YOUR GOAL:
In the records below, pick out all lines containing the word "this".

── PROVIDED RECORDS ──

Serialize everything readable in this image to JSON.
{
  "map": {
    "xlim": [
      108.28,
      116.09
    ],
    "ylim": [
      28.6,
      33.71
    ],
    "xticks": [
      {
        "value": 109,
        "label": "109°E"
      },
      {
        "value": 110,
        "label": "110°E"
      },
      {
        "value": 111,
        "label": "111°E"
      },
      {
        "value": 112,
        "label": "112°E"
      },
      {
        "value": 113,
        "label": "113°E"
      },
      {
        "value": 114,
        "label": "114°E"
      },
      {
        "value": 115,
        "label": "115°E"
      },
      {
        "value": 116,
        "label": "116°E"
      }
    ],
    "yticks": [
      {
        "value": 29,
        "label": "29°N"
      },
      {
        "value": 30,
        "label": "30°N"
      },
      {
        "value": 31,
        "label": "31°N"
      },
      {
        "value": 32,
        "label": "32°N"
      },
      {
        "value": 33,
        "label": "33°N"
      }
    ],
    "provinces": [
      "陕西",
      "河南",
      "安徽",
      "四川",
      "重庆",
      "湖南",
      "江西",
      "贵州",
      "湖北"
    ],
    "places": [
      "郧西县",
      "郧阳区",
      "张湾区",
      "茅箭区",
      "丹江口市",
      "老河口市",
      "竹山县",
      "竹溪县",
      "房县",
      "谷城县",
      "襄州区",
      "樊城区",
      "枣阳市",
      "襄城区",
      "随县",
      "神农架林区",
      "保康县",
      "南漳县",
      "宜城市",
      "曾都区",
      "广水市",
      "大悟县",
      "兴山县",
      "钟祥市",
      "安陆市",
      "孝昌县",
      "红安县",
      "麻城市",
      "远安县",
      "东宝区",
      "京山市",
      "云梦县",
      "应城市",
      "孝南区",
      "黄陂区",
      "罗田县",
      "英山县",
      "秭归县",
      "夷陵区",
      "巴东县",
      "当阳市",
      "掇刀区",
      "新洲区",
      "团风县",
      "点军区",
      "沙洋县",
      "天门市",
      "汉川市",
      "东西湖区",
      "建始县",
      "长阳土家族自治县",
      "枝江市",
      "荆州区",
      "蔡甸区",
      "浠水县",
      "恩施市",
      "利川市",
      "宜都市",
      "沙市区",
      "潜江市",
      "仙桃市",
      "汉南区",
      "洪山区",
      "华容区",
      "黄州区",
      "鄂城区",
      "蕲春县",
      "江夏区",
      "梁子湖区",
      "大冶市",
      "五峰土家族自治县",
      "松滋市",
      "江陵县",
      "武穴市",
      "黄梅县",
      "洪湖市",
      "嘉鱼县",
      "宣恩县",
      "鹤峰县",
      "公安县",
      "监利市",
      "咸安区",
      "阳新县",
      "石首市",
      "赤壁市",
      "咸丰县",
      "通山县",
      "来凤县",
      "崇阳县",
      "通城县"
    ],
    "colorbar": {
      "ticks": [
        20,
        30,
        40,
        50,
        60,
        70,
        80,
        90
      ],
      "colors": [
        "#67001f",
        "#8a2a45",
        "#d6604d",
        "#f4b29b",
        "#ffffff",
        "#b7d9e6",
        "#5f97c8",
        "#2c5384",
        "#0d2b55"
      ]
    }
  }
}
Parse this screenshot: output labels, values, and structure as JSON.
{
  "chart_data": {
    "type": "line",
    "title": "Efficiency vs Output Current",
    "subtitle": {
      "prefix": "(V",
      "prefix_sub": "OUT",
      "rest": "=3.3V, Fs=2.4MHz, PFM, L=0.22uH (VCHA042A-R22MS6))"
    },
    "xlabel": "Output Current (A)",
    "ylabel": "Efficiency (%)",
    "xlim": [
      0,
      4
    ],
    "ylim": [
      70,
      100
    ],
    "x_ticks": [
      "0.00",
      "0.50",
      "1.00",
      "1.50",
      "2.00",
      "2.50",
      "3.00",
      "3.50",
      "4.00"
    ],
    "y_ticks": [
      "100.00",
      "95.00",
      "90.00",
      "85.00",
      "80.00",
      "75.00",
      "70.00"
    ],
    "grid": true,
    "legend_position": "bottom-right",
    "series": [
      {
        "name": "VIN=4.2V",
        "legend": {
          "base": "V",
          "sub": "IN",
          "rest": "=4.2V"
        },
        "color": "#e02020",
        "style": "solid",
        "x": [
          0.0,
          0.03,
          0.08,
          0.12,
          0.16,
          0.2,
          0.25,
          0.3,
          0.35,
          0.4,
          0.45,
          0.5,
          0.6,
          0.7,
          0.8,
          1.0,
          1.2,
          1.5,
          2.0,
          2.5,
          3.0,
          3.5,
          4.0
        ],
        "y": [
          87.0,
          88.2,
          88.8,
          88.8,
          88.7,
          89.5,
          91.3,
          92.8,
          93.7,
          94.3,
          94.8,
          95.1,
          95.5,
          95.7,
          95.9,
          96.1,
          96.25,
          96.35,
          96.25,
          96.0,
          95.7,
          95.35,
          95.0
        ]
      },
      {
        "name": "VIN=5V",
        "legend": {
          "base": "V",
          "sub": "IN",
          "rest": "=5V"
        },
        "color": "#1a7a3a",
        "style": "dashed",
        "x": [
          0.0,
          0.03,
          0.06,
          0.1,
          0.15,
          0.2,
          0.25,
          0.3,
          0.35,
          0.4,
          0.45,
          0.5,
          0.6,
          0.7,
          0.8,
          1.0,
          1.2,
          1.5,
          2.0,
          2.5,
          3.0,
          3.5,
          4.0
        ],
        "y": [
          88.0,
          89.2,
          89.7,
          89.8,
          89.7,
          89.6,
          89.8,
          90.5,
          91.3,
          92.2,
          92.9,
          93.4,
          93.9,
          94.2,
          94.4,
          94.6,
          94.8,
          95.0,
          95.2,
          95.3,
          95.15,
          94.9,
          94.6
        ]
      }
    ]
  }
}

───

EXERCISE ANSWER:
Serialize everything readable in this image to JSON.
Parse this screenshot: output labels, values, and structure as JSON.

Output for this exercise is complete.